[Stored data]
------------------------------
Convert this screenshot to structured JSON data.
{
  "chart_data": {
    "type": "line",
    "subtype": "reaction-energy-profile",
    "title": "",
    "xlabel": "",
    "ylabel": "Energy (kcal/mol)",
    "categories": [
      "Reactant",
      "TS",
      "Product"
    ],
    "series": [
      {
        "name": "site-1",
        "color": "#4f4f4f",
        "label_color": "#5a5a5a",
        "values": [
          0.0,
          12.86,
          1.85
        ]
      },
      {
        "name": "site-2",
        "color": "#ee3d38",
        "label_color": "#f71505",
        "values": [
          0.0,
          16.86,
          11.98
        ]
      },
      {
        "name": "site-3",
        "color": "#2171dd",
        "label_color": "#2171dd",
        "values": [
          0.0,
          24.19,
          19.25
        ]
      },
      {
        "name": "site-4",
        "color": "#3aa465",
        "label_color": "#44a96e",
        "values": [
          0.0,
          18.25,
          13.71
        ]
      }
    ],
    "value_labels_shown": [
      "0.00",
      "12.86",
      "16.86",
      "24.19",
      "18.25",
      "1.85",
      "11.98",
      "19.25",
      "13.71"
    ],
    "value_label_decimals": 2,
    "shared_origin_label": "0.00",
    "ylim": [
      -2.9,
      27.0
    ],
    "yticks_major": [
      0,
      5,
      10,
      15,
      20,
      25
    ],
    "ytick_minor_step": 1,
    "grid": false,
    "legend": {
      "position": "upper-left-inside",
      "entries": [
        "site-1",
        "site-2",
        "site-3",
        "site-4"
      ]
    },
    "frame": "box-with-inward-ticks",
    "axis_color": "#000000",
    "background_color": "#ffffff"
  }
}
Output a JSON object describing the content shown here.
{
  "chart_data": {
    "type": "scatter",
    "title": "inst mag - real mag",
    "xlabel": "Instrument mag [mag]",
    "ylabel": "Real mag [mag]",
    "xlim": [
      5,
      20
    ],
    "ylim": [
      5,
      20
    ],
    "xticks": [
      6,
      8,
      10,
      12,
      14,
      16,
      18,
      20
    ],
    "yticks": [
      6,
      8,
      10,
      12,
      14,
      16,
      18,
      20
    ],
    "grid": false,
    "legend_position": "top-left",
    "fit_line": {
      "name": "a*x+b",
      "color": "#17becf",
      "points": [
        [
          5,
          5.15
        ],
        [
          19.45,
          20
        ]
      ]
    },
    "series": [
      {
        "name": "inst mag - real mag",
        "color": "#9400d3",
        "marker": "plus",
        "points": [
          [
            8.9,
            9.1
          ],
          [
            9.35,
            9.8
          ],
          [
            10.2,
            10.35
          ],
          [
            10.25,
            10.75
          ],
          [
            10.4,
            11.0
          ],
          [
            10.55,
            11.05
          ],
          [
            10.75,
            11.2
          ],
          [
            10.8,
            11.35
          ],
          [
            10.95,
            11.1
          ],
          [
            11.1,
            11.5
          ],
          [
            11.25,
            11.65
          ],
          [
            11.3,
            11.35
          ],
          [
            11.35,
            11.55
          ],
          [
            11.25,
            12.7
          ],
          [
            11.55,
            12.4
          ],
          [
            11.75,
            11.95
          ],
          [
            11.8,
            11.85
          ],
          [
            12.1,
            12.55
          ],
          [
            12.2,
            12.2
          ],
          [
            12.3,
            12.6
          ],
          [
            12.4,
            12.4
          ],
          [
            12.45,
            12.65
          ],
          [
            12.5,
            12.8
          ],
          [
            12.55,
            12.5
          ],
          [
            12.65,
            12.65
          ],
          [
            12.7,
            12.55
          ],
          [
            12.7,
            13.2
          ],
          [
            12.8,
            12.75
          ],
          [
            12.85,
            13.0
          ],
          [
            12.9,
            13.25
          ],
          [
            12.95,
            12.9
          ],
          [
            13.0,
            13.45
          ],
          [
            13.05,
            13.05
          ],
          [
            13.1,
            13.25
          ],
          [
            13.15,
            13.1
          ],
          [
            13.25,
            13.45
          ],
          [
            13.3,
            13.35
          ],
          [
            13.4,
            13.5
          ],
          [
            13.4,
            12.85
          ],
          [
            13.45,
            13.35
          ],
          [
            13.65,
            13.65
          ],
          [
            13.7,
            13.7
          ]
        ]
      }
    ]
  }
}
------------------------------
_AIM_:
Retype the whole listing, matching it exactly.

_CORRECT ANSWER_:
Convert this screenshot to structured JSON data.
{
  "chart_data": {
    "type": "line",
    "subtype": "reaction-energy-profile",
    "title": "",
    "xlabel": "",
    "ylabel": "Energy (kcal/mol)",
    "categories": [
      "Reactant",
      "TS",
      "Product"
    ],
    "series": [
      {
        "name": "site-1",
        "color": "#4f4f4f",
        "label_color": "#5a5a5a",
        "values": [
          0.0,
          12.86,
          1.85
        ]
      },
      {
        "name": "site-2",
        "color": "#ee3d38",
        "label_color": "#f71505",
        "values": [
          0.0,
          16.86,
          11.98
        ]
      },
      {
        "name": "site-3",
        "color": "#2171dd",
        "label_color": "#2171dd",
        "values": [
          0.0,
          24.19,
          19.25
        ]
      },
      {
        "name": "site-4",
        "color": "#3aa465",
        "label_color": "#44a96e",
        "values": [
          0.0,
          18.25,
          13.71
        ]
      }
    ],
    "value_labels_shown": [
      "0.00",
      "12.86",
      "16.86",
      "24.19",
      "18.25",
      "1.85",
      "11.98",
      "19.25",
      "13.71"
    ],
    "value_label_decimals": 2,
    "shared_origin_label": "0.00",
    "ylim": [
      -2.9,
      27.0
    ],
    "yticks_major": [
      0,
      5,
      10,
      15,
      20,
      25
    ],
    "ytick_minor_step": 1,
    "grid": false,
    "legend": {
      "position": "upper-left-inside",
      "entries": [
        "site-1",
        "site-2",
        "site-3",
        "site-4"
      ]
    },
    "frame": "box-with-inward-ticks",
    "axis_color": "#000000",
    "background_color": "#ffffff"
  }
}
Output a JSON object describing the content shown here.
{
  "chart_data": {
    "type": "scatter",
    "title": "inst mag - real mag",
    "xlabel": "Instrument mag [mag]",
    "ylabel": "Real mag [mag]",
    "xlim": [
      5,
      20
    ],
    "ylim": [
      5,
      20
    ],
    "xticks": [
      6,
      8,
      10,
      12,
      14,
      16,
      18,
      20
    ],
    "yticks": [
      6,
      8,
      10,
      12,
      14,
      16,
      18,
      20
    ],
    "grid": false,
    "legend_position": "top-left",
    "fit_line": {
      "name": "a*x+b",
      "color": "#17becf",
      "points": [
        [
          5,
          5.15
        ],
        [
          19.45,
          20
        ]
      ]
    },
    "series": [
      {
        "name": "inst mag - real mag",
        "color": "#9400d3",
        "marker": "plus",
        "points": [
          [
            8.9,
            9.1
          ],
          [
            9.35,
            9.8
          ],
          [
            10.2,
            10.35
          ],
          [
            10.25,
            10.75
          ],
          [
            10.4,
            11.0
          ],
          [
            10.55,
            11.05
          ],
          [
            10.75,
            11.2
          ],
          [
            10.8,
            11.35
          ],
          [
            10.95,
            11.1
          ],
          [
            11.1,
            11.5
          ],
          [
            11.25,
            11.65
          ],
          [
            11.3,
            11.35
          ],
          [
            11.35,
            11.55
          ],
          [
            11.25,
            12.7
          ],
          [
            11.55,
            12.4
          ],
          [
            11.75,
            11.95
          ],
          [
            11.8,
            11.85
          ],
          [
            12.1,
            12.55
          ],
          [
            12.2,
            12.2
          ],
          [
            12.3,
            12.6
          ],
          [
            12.4,
            12.4
          ],
          [
            12.45,
            12.65
          ],
          [
            12.5,
            12.8
          ],
          [
            12.55,
            12.5
          ],
          [
            12.65,
            12.65
          ],
          [
            12.7,
            12.55
          ],
          [
            12.7,
            13.2
          ],
          [
            12.8,
            12.75
          ],
          [
            12.85,
            13.0
          ],
          [
            12.9,
            13.25
          ],
          [
            12.95,
            12.9
          ],
          [
            13.0,
            13.45
          ],
          [
            13.05,
            13.05
          ],
          [
            13.1,
            13.25
          ],
          [
            13.15,
            13.1
          ],
          [
            13.25,
            13.45
          ],
          [
            13.3,
            13.35
          ],
          [
            13.4,
            13.5
          ],
          [
            13.4,
            12.85
          ],
          [
            13.45,
            13.35
          ],
          [
            13.65,
            13.65
          ],
          [
            13.7,
            13.7
          ]
        ]
      }
    ]
  }
}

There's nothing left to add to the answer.